▸ **Job**: Find the lines containing "Quantization" and say how many there are, with no other words.

▸ **Input**:
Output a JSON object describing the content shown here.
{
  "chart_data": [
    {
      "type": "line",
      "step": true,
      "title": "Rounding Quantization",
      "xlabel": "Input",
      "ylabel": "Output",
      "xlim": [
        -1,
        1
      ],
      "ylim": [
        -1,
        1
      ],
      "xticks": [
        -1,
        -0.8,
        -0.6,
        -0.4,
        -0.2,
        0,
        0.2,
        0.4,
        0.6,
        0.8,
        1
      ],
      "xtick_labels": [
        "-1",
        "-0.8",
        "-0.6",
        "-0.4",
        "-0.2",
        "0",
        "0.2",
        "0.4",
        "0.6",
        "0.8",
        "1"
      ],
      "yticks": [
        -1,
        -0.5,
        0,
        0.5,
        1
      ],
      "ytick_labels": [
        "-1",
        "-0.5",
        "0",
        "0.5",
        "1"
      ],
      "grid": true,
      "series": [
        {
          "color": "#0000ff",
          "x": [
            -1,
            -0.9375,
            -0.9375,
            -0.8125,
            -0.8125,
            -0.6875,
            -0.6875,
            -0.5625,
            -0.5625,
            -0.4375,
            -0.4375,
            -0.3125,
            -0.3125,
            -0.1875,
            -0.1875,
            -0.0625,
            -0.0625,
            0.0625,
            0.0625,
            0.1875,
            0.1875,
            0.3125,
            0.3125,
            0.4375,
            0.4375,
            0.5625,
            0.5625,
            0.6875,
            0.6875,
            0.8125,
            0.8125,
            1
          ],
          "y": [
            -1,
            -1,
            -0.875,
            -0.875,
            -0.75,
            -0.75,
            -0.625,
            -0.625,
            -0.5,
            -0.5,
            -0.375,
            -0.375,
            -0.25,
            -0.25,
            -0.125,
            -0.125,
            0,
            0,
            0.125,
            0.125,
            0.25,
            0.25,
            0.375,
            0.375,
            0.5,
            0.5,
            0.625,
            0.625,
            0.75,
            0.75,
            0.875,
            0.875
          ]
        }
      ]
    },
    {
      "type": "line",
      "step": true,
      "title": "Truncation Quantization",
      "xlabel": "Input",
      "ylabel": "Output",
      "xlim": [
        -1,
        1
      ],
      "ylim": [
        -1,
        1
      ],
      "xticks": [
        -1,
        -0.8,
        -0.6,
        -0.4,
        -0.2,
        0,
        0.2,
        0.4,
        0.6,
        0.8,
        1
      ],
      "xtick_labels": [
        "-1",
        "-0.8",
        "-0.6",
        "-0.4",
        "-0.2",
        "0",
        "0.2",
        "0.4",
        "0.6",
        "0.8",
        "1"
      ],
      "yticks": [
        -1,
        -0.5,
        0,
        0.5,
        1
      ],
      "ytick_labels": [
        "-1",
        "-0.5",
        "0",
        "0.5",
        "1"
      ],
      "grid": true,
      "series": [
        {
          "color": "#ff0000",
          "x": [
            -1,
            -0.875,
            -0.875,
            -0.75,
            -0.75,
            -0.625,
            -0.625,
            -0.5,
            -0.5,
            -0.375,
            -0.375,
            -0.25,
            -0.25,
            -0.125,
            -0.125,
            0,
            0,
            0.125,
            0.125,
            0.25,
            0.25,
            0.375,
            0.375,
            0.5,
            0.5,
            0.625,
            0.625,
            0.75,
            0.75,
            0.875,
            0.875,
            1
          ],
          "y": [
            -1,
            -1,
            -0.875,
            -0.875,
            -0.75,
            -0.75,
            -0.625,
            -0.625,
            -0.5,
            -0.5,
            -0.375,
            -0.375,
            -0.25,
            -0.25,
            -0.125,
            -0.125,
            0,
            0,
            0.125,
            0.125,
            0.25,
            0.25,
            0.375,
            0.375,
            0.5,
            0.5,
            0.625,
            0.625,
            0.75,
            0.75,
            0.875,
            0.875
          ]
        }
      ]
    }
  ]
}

▸ **Answer below**: 2